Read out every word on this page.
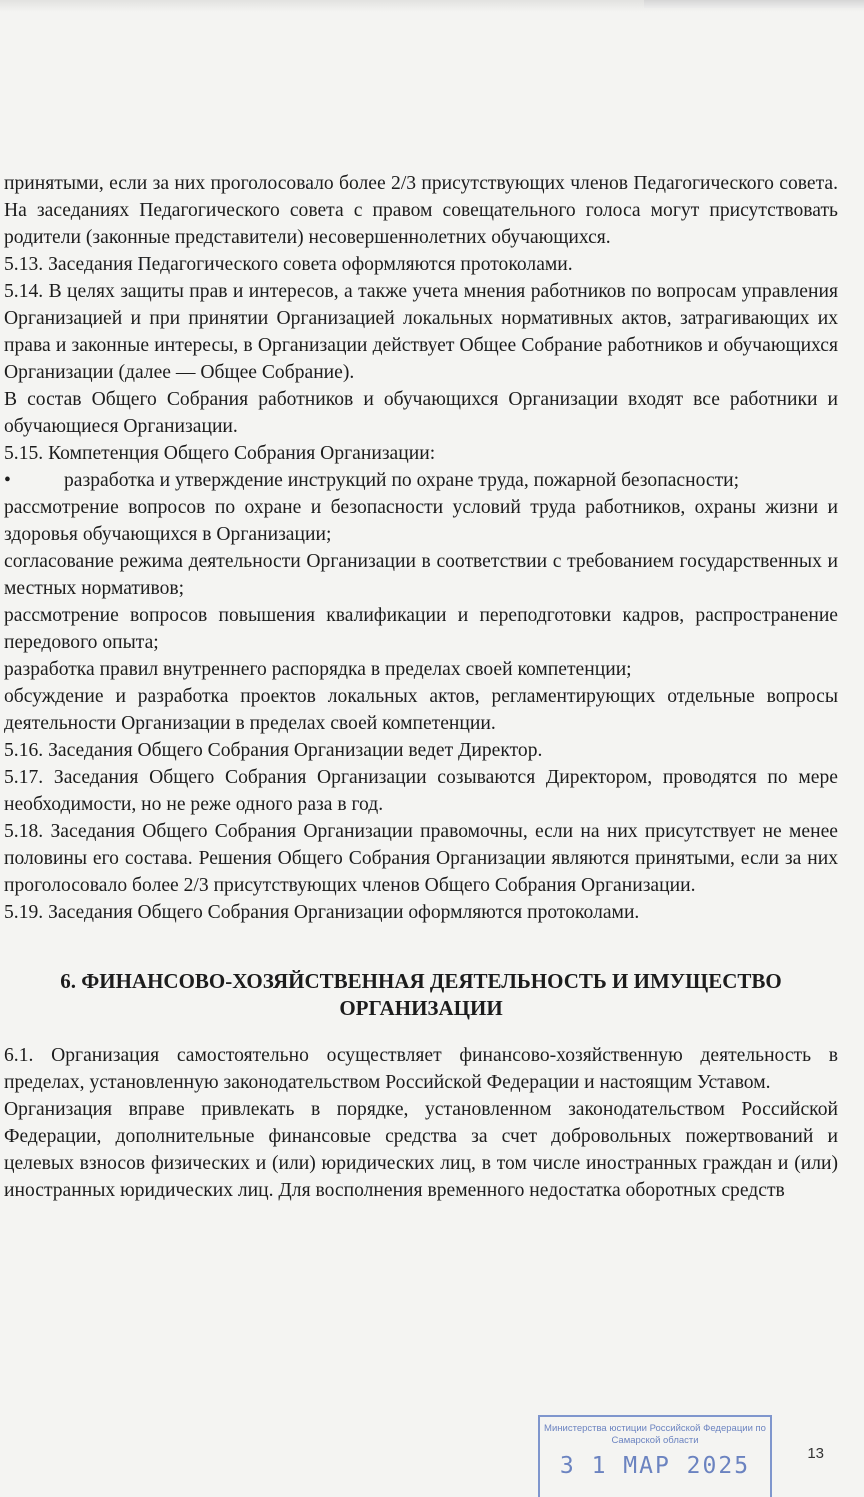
принятыми, если за них проголосовало более 2/3 присутствующих членов Педагогического совета. На заседаниях Педагогического совета с правом совещательного голоса могут присутствовать родители (законные представители) несовершеннолетних обучающихся.

5.13. Заседания Педагогического совета оформляются протоколами.

5.14. В целях защиты прав и интересов, а также учета мнения работников по вопросам управления Организацией и при принятии Организацией локальных нормативных актов, затрагивающих их права и законные интересы, в Организации действует Общее Собрание работников и обучающихся Организации (далее — Общее Собрание).

В состав Общего Собрания работников и обучающихся Организации входят все работники и обучающиеся Организации.

5.15. Компетенция Общего Собрания Организации:

•	разработка и утверждение инструкций по охране труда, пожарной безопасности;

рассмотрение вопросов по охране и безопасности условий труда работников, охраны жизни и здоровья обучающихся в Организации;

согласование режима деятельности Организации в соответствии с требованием государственных и местных нормативов;

рассмотрение вопросов повышения квалификации и переподготовки кадров, распространение передового опыта;

разработка правил внутреннего распорядка в пределах своей компетенции;

обсуждение и разработка проектов локальных актов, регламентирующих отдельные вопросы деятельности Организации в пределах своей компетенции.

5.16. Заседания Общего Собрания Организации ведет Директор.

5.17. Заседания Общего Собрания Организации созываются Директором, проводятся по мере необходимости, но не реже одного раза в год.

5.18. Заседания Общего Собрания Организации правомочны, если на них присутствует не менее половины его состава. Решения Общего Собрания Организации являются принятыми, если за них проголосовало более 2/3 присутствующих членов Общего Собрания Организации.

5.19. Заседания Общего Собрания Организации оформляются протоколами.

6. ФИНАНСОВО-ХОЗЯЙСТВЕННАЯ ДЕЯТЕЛЬНОСТЬ И ИМУЩЕСТВО
ОРГАНИЗАЦИИ

6.1. Организация самостоятельно осуществляет финансово-хозяйственную деятельность в пределах, установленную законодательством Российской Федерации и настоящим Уставом.

Организация вправе привлекать в порядке, установленном законодательством Российской Федерации, дополнительные финансовые средства за счет добровольных пожертвований и целевых взносов физических и (или) юридических лиц, в том числе иностранных граждан и (или) иностранных юридических лиц. Для восполнения временного недостатка оборотных средств

Министерства юстиции Российской Федерации по Самарской области
3 1 МАР 2025	13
####
### TASK DIRECTIONS:
Give back the entries verbatim. Do not include any picture.

### RESPONSE:
Read out every word on this page.
принятыми, если за них проголосовало более 2/3 присутствующих членов Педагогического совета. На заседаниях Педагогического совета с правом совещательного голоса могут присутствовать родители (законные представители) несовершеннолетних обучающихся.

5.13. Заседания Педагогического совета оформляются протоколами.

5.14. В целях защиты прав и интересов, а также учета мнения работников по вопросам управления Организацией и при принятии Организацией локальных нормативных актов, затрагивающих их права и законные интересы, в Организации действует Общее Собрание работников и обучающихся Организации (далее — Общее Собрание).

В состав Общего Собрания работников и обучающихся Организации входят все работники и обучающиеся Организации.

5.15. Компетенция Общего Собрания Организации:

•	разработка и утверждение инструкций по охране труда, пожарной безопасности;

рассмотрение вопросов по охране и безопасности условий труда работников, охраны жизни и здоровья обучающихся в Организации;

согласование режима деятельности Организации в соответствии с требованием государственных и местных нормативов;

рассмотрение вопросов повышения квалификации и переподготовки кадров, распространение передового опыта;

разработка правил внутреннего распорядка в пределах своей компетенции;

обсуждение и разработка проектов локальных актов, регламентирующих отдельные вопросы деятельности Организации в пределах своей компетенции.

5.16. Заседания Общего Собрания Организации ведет Директор.

5.17. Заседания Общего Собрания Организации созываются Директором, проводятся по мере необходимости, но не реже одного раза в год.

5.18. Заседания Общего Собрания Организации правомочны, если на них присутствует не менее половины его состава. Решения Общего Собрания Организации являются принятыми, если за них проголосовало более 2/3 присутствующих членов Общего Собрания Организации.

5.19. Заседания Общего Собрания Организации оформляются протоколами.

6. ФИНАНСОВО-ХОЗЯЙСТВЕННАЯ ДЕЯТЕЛЬНОСТЬ И ИМУЩЕСТВО
ОРГАНИЗАЦИИ

6.1. Организация самостоятельно осуществляет финансово-хозяйственную деятельность в пределах, установленную законодательством Российской Федерации и настоящим Уставом.

Организация вправе привлекать в порядке, установленном законодательством Российской Федерации, дополнительные финансовые средства за счет добровольных пожертвований и целевых взносов физических и (или) юридических лиц, в том числе иностранных граждан и (или) иностранных юридических лиц. Для восполнения временного недостатка оборотных средств

Министерства юстиции Российской Федерации по Самарской области
3 1 МАР 2025	13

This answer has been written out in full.